**Provided entries**

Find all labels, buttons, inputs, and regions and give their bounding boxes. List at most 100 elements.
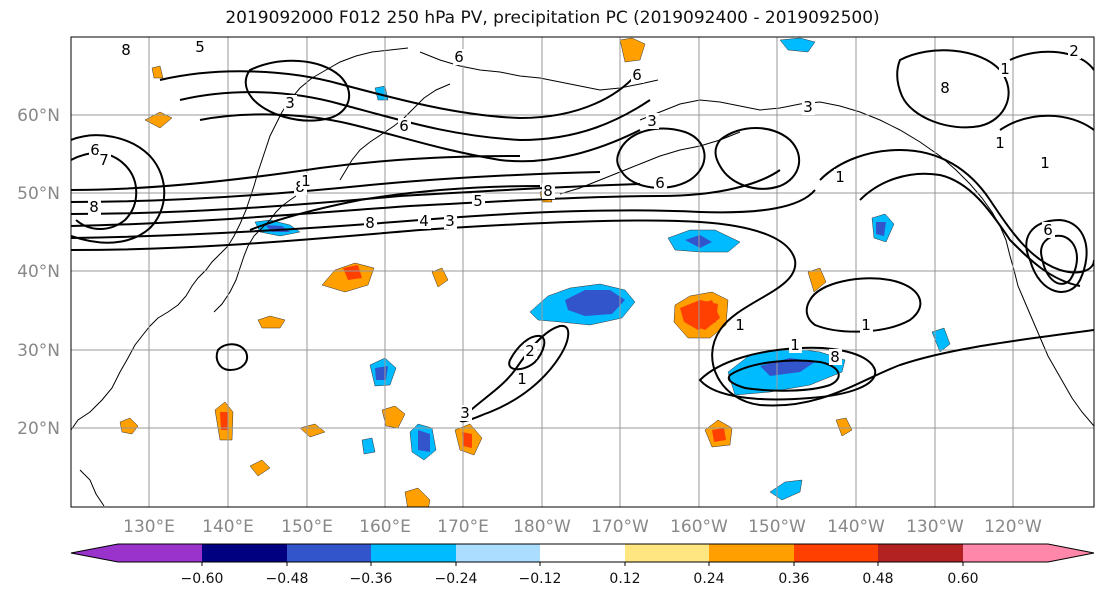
colorbar-tick-label: −0.48 xyxy=(266,571,309,587)
lon-tick-label: 160°W xyxy=(670,517,728,537)
colorbar-tick-label: −0.12 xyxy=(519,571,562,587)
pv-contour xyxy=(458,324,570,423)
map-title: 2019092000 F012 250 hPa PV, precipitatio… xyxy=(225,8,880,28)
contour-label: 1 xyxy=(301,172,311,190)
precip-anomaly-blob xyxy=(249,459,271,477)
contour-label-bg xyxy=(1042,222,1055,238)
pv-contour xyxy=(249,185,541,231)
pv-contour xyxy=(698,346,877,401)
contour-label-bg xyxy=(459,405,472,421)
colorbar-extension-low xyxy=(71,544,202,562)
pv-contour xyxy=(727,359,840,392)
lat-tick-label: 30°N xyxy=(17,341,60,361)
colorbar-tick-label: 0.12 xyxy=(609,571,640,587)
lon-tick-label: 180°W xyxy=(513,517,571,537)
colorbar-segment xyxy=(878,544,963,562)
contour-label-bg xyxy=(646,113,659,129)
contour-label: 1 xyxy=(995,134,1005,152)
pv-contour xyxy=(999,114,1094,131)
precip-anomaly-blob xyxy=(835,417,853,437)
contour-label: 4 xyxy=(419,212,429,230)
contour-label-bg xyxy=(829,349,842,365)
contour-label: 8 xyxy=(543,182,553,200)
pv-contour xyxy=(1009,50,1094,71)
pv-contour xyxy=(508,334,546,371)
contour-label: 6 xyxy=(632,66,642,84)
contour-label: 1 xyxy=(517,370,527,388)
contour-label-bg xyxy=(654,175,667,191)
pv-contours xyxy=(71,49,1094,423)
contour-label-bg xyxy=(789,337,802,353)
contour-label-bg xyxy=(300,173,313,189)
contour-label: 6 xyxy=(1043,221,1053,239)
contour-label: 6 xyxy=(399,117,409,135)
coastline-philippines xyxy=(79,469,105,507)
colorbar-tick-label: 0.60 xyxy=(947,571,978,587)
contour-label-bg xyxy=(802,99,815,115)
contour-label-bg xyxy=(88,199,101,215)
contour-label-bg xyxy=(472,193,485,209)
precip-anomaly-blob xyxy=(299,423,326,438)
contour-label-bg xyxy=(542,183,555,199)
contour-label-bg xyxy=(1039,155,1052,171)
lon-tick-label: 140°E xyxy=(202,517,254,537)
pv-contour xyxy=(714,127,800,190)
contour-label: 3 xyxy=(803,98,813,116)
contour-label: 8 xyxy=(830,348,840,366)
contour-label-bg xyxy=(860,317,873,333)
pv-contour xyxy=(159,69,641,120)
contour-label: 8 xyxy=(121,41,131,59)
coastline-aleutians xyxy=(559,131,741,195)
contour-label: 8 xyxy=(89,198,99,216)
lat-tick-label: 40°N xyxy=(17,262,60,282)
lon-tick-label: 170°W xyxy=(591,517,649,537)
pv-contour xyxy=(71,189,816,239)
pv-contour xyxy=(805,277,922,333)
precip-anomaly-blob xyxy=(321,262,375,293)
colorbar-segment xyxy=(625,544,709,562)
lon-tick-label: 160°E xyxy=(359,517,411,537)
pv-contour xyxy=(71,219,1094,407)
contour-label: 7 xyxy=(99,151,109,169)
contour-label: 3 xyxy=(445,212,455,230)
pv-contour xyxy=(71,169,781,227)
map-frame xyxy=(70,36,1095,508)
contour-label-bg xyxy=(734,317,747,333)
contour-label: 1 xyxy=(1040,154,1050,172)
pv-contour xyxy=(71,171,601,203)
pv-contour xyxy=(1025,218,1088,293)
contour-label-bg xyxy=(631,67,644,83)
precip-anomaly-blob xyxy=(214,401,234,441)
contour-label: 6 xyxy=(90,141,100,159)
precip-anomaly-blob xyxy=(454,423,483,456)
lon-label-layer: 130°E 140°E 150°E 160°E 170°E 180°W 170°W 160°W… xyxy=(123,517,1042,537)
contour-label: 6 xyxy=(655,174,665,192)
lat-tick-label: 50°N xyxy=(17,184,60,204)
contour-label-bg xyxy=(524,343,537,359)
contour-label: 8 xyxy=(365,214,375,232)
precip-anomaly-blob xyxy=(404,487,431,507)
lon-tick-label: 140°W xyxy=(827,517,885,537)
colorbar-segment xyxy=(709,544,794,562)
colorbar-segment xyxy=(202,544,287,562)
contour-label-bg xyxy=(194,39,207,55)
colorbar-tick-label: 0.48 xyxy=(862,571,893,587)
colorbar-tick-label: −0.24 xyxy=(435,571,478,587)
contour-label-bg xyxy=(444,213,457,229)
colorbar-segment xyxy=(287,544,371,562)
precip-anomaly-blob xyxy=(409,423,437,461)
precip-anomaly-blob xyxy=(871,213,895,243)
contour-label: 3 xyxy=(647,112,657,130)
contour-label: 1 xyxy=(835,168,845,186)
contour-label: 1 xyxy=(735,316,745,334)
colorbar-tick-layer: −0.60 −0.48 −0.36 −0.24 −0.12 0.12 0.24 0.36 0.4… xyxy=(181,562,979,587)
precip-anomaly-blob xyxy=(431,267,449,288)
colorbar xyxy=(70,543,1095,563)
contour-label: 2 xyxy=(525,342,535,360)
coastlines xyxy=(71,47,1094,507)
pv-contour xyxy=(199,113,641,163)
coastline-kamchatka xyxy=(339,83,451,181)
pv-contour xyxy=(71,183,641,215)
contour-label-bg xyxy=(120,42,133,58)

**The problem**
Rewrite the part of the records that opens with the line containing "colorbar-tick-label: −0.48 xyxy=(266,571,309,587)" and closes with the line containing "contour-label-bg xyxy=(789,337,802,353)", renaming "precip-anomaly-blob" to "precipitation-anomaly-region" and leaving everything else unchanged. Give only those lines.

**Expected answer**
colorbar-tick-label: −0.48 xyxy=(266,571,309,587)
lon-tick-label: 160°W xyxy=(670,517,728,537)
colorbar-tick-label: −0.12 xyxy=(519,571,562,587)
pv-contour xyxy=(458,324,570,423)
map-title: 2019092000 F012 250 hPa PV, precipitatio… xyxy=(225,8,880,28)
contour-label: 1 xyxy=(301,172,311,190)
precipitation-anomaly-region xyxy=(249,459,271,477)
contour-label-bg xyxy=(1042,222,1055,238)
pv-contour xyxy=(249,185,541,231)
pv-contour xyxy=(698,346,877,401)
contour-label-bg xyxy=(459,405,472,421)
colorbar-extension-low xyxy=(71,544,202,562)
pv-contour xyxy=(727,359,840,392)
lat-tick-label: 30°N xyxy=(17,341,60,361)
colorbar-tick-label: 0.12 xyxy=(609,571,640,587)
lon-tick-label: 180°W xyxy=(513,517,571,537)
colorbar-segment xyxy=(878,544,963,562)
contour-label-bg xyxy=(646,113,659,129)
contour-label: 1 xyxy=(995,134,1005,152)
pv-contour xyxy=(999,114,1094,131)
precipitation-anomaly-region xyxy=(835,417,853,437)
contour-label: 4 xyxy=(419,212,429,230)
contour-label-bg xyxy=(829,349,842,365)
contour-label: 8 xyxy=(543,182,553,200)
pv-contour xyxy=(1009,50,1094,71)
pv-contour xyxy=(508,334,546,371)
contour-label: 6 xyxy=(632,66,642,84)
contour-label: 1 xyxy=(517,370,527,388)
contour-label-bg xyxy=(654,175,667,191)
pv-contours xyxy=(71,49,1094,423)
contour-label-bg xyxy=(789,337,802,353)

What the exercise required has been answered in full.